**TASK DETAILS:**
Count the lines below that contain the word "values". Give only the number.

Structured figure records:
──────────────────────────────

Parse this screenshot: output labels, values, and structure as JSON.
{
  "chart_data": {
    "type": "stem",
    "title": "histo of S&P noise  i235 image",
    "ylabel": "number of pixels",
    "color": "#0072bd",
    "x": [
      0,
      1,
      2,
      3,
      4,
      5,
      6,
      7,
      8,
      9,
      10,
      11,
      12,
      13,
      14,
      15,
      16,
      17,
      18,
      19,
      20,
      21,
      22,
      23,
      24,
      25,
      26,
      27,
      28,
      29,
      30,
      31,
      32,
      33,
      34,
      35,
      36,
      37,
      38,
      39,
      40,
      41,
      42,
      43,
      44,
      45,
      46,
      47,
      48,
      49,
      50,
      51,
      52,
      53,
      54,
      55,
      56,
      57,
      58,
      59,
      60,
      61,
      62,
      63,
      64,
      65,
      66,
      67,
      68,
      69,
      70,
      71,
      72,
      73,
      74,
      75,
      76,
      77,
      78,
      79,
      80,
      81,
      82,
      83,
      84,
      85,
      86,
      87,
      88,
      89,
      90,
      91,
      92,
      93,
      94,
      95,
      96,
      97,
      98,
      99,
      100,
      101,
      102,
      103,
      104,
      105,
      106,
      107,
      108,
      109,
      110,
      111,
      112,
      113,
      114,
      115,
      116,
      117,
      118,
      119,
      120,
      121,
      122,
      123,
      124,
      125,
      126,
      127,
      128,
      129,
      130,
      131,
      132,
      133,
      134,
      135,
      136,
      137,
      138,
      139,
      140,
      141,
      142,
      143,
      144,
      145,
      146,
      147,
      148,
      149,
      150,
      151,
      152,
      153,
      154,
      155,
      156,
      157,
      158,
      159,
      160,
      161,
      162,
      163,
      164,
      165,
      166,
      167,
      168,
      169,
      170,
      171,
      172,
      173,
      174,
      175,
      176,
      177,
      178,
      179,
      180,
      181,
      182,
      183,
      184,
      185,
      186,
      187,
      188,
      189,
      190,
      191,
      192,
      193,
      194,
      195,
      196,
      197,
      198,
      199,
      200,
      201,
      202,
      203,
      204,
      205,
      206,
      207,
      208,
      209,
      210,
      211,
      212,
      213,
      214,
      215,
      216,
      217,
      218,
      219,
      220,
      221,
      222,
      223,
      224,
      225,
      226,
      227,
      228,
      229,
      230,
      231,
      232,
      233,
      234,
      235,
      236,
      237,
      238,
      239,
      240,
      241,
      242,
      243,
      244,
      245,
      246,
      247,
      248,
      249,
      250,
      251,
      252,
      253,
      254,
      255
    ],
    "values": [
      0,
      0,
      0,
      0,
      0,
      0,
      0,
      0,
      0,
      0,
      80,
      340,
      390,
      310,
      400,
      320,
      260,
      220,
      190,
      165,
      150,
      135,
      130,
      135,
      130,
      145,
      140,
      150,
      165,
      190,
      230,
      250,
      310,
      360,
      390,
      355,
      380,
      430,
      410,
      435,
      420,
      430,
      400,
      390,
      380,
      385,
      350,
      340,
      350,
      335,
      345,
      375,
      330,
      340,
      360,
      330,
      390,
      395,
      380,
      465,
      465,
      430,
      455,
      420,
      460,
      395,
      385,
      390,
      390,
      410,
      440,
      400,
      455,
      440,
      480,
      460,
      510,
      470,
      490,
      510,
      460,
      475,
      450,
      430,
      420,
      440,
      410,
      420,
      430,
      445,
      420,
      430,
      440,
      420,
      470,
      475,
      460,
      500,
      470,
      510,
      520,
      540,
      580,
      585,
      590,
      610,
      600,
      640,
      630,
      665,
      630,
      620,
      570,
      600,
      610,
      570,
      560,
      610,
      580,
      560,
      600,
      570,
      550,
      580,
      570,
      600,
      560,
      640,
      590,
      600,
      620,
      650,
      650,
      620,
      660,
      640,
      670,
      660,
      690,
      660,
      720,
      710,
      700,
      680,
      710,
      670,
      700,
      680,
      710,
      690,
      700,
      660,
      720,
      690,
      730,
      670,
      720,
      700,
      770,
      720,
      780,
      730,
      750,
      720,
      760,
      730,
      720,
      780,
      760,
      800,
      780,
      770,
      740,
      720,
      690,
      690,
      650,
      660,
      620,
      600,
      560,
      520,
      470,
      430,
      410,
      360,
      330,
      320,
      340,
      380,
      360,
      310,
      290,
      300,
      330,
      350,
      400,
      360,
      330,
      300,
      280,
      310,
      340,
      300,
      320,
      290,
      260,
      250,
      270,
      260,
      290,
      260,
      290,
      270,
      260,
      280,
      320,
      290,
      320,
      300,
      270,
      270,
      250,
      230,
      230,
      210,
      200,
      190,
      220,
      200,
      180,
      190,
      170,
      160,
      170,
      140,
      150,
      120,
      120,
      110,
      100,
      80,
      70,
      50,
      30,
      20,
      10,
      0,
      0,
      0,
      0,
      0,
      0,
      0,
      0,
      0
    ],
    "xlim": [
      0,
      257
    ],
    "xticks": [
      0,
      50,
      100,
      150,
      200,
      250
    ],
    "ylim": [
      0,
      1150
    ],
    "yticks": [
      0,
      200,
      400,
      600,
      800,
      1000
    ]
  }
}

──────────────────────────────

**COMPLETE RESPONSE:**
2